■ **OBJECTIVE**
Where a line in the listing contains the string "name", copy that line out.
***
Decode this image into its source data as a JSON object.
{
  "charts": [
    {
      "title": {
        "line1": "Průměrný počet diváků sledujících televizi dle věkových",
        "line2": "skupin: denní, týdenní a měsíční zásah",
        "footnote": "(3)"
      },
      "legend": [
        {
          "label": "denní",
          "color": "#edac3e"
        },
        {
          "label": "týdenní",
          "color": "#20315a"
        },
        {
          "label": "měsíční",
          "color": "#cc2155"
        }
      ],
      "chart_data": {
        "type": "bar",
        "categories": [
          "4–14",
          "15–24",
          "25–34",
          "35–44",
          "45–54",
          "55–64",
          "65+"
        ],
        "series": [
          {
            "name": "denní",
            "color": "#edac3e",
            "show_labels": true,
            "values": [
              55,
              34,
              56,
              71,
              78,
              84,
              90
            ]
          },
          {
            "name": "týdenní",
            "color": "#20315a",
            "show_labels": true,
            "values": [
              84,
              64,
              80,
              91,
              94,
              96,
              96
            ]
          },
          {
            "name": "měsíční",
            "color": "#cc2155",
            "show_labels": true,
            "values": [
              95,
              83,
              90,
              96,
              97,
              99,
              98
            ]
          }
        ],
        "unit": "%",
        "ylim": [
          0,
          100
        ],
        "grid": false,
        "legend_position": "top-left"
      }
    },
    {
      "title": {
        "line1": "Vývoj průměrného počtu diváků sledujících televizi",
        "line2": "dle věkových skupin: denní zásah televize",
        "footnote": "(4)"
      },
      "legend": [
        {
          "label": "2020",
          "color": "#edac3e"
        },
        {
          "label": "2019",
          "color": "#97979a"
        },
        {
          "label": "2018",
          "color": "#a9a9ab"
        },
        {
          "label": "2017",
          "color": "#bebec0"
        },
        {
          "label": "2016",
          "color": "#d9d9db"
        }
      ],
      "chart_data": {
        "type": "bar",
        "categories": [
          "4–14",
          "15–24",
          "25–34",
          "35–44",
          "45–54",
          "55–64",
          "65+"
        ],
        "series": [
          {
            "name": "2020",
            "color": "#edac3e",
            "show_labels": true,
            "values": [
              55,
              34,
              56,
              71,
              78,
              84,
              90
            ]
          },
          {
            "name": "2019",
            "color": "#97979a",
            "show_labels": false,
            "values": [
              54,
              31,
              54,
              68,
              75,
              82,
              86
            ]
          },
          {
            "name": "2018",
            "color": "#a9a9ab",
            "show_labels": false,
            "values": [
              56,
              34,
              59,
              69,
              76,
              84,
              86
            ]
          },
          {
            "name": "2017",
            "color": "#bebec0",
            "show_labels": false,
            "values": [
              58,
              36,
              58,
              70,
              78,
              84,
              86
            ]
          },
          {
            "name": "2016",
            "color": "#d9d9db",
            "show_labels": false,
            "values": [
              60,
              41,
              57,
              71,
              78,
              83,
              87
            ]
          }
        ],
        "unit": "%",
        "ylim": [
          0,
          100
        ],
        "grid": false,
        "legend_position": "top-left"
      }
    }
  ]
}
***
■ **CORRECT RESPONSE**
            "name": "denní",
            "name": "týdenní",
            "name": "měsíční",
            "name": "2020",
            "name": "2019",
            "name": "2018",
            "name": "2017",
            "name": "2016",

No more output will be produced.